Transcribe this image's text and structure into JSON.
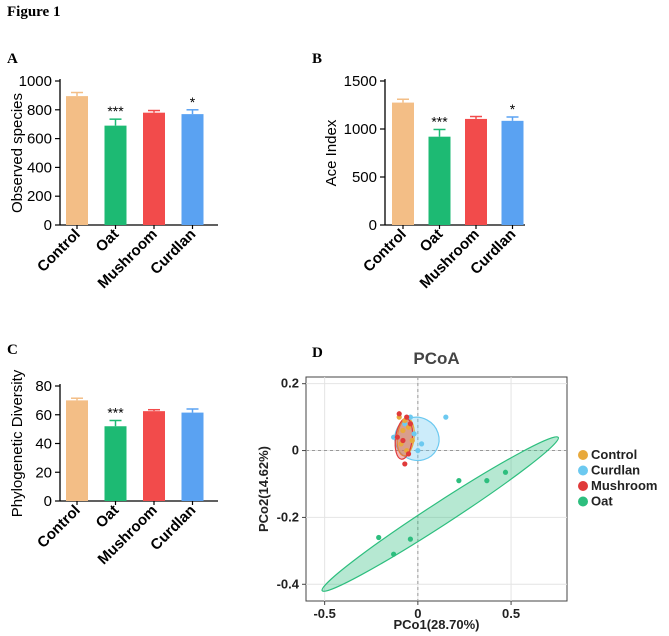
{
  "figure_title": "Figure 1",
  "chart_data": [
    {
      "panel": "A",
      "type": "bar",
      "title": "",
      "ylabel": "Observed species",
      "xlabel": "",
      "categories": [
        "Control",
        "Oat",
        "Mushroom",
        "Curdlan"
      ],
      "values": [
        895,
        690,
        780,
        770
      ],
      "errors": [
        25,
        45,
        15,
        30
      ],
      "colors": [
        "#F3BE86",
        "#1DBA73",
        "#F24B4B",
        "#5AA2F2"
      ],
      "significance": [
        "",
        "***",
        "",
        "*"
      ],
      "ylim": [
        0,
        1000
      ],
      "yticks": [
        0,
        200,
        400,
        600,
        800,
        1000
      ]
    },
    {
      "panel": "B",
      "type": "bar",
      "title": "",
      "ylabel": "Ace Index",
      "xlabel": "",
      "categories": [
        "Control",
        "Oat",
        "Mushroom",
        "Curdlan"
      ],
      "values": [
        1275,
        920,
        1105,
        1085
      ],
      "errors": [
        35,
        75,
        25,
        40
      ],
      "colors": [
        "#F3BE86",
        "#1DBA73",
        "#F24B4B",
        "#5AA2F2"
      ],
      "significance": [
        "",
        "***",
        "",
        "*"
      ],
      "ylim": [
        0,
        1500
      ],
      "yticks": [
        0,
        500,
        1000,
        1500
      ]
    },
    {
      "panel": "C",
      "type": "bar",
      "title": "",
      "ylabel": "Phylogenetic Diversity",
      "xlabel": "",
      "categories": [
        "Control",
        "Oat",
        "Mushroom",
        "Curdlan"
      ],
      "values": [
        70,
        52,
        62.5,
        61.5
      ],
      "errors": [
        1.5,
        4,
        1,
        2.5
      ],
      "colors": [
        "#F3BE86",
        "#1DBA73",
        "#F24B4B",
        "#5AA2F2"
      ],
      "significance": [
        "",
        "***",
        "",
        ""
      ],
      "ylim": [
        0,
        80
      ],
      "yticks": [
        0,
        20,
        40,
        60,
        80
      ]
    },
    {
      "panel": "D",
      "type": "scatter",
      "title": "PCoA",
      "xlabel": "PCo1(28.70%)",
      "ylabel": "PCo2(14.62%)",
      "xlim": [
        -0.6,
        0.8
      ],
      "ylim": [
        -0.45,
        0.22
      ],
      "xticks": [
        "-0.5",
        "0",
        "0.5"
      ],
      "xtick_values": [
        -0.5,
        0,
        0.5
      ],
      "yticks": [
        "0.2",
        "0",
        "-0.2",
        "-0.4"
      ],
      "ytick_values": [
        0.2,
        0,
        -0.2,
        -0.4
      ],
      "reference_lines": [
        0,
        0
      ],
      "series": [
        {
          "name": "Control",
          "color": "#E8A93C",
          "points": [
            [
              -0.1,
              0.1
            ],
            [
              -0.07,
              0.09
            ],
            [
              -0.05,
              0.07
            ],
            [
              -0.08,
              0.06
            ],
            [
              -0.03,
              0.03
            ],
            [
              -0.06,
              0.0
            ],
            [
              -0.09,
              0.02
            ]
          ],
          "ellipse": {
            "cx": -0.065,
            "cy": 0.04,
            "rx": 0.1,
            "ry": 0.045,
            "angle": 84
          }
        },
        {
          "name": "Curdlan",
          "color": "#6CC9F0",
          "points": [
            [
              0.15,
              0.1
            ],
            [
              -0.02,
              0.05
            ],
            [
              -0.13,
              0.04
            ],
            [
              -0.07,
              0.08
            ],
            [
              0.0,
              0.0
            ],
            [
              -0.04,
              0.1
            ],
            [
              0.02,
              0.02
            ]
          ],
          "ellipse": {
            "cx": -0.005,
            "cy": 0.035,
            "rx": 0.115,
            "ry": 0.12,
            "angle": 62
          }
        },
        {
          "name": "Mushroom",
          "color": "#E03A3A",
          "points": [
            [
              -0.1,
              0.11
            ],
            [
              -0.06,
              0.1
            ],
            [
              -0.04,
              0.08
            ],
            [
              -0.08,
              0.03
            ],
            [
              -0.11,
              0.04
            ],
            [
              -0.05,
              -0.01
            ],
            [
              -0.07,
              -0.04
            ]
          ],
          "ellipse": {
            "cx": -0.075,
            "cy": 0.035,
            "rx": 0.11,
            "ry": 0.045,
            "angle": 83
          }
        },
        {
          "name": "Oat",
          "color": "#2DBE7E",
          "points": [
            [
              0.47,
              -0.065
            ],
            [
              0.37,
              -0.09
            ],
            [
              0.22,
              -0.09
            ],
            [
              -0.04,
              -0.265
            ],
            [
              -0.21,
              -0.26
            ],
            [
              -0.13,
              -0.31
            ]
          ],
          "ellipse": {
            "cx": 0.12,
            "cy": -0.19,
            "rx": 0.755,
            "ry": 0.06,
            "angle": 33
          }
        }
      ]
    }
  ]
}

□ □ □ □ □

**WHAT TO DO:** Check each line of the records for the word "name" and extract those that contain it.

**FULL OUTPUT:**
          "name": "Control",
          "name": "Curdlan",
          "name": "Mushroom",
          "name": "Oat",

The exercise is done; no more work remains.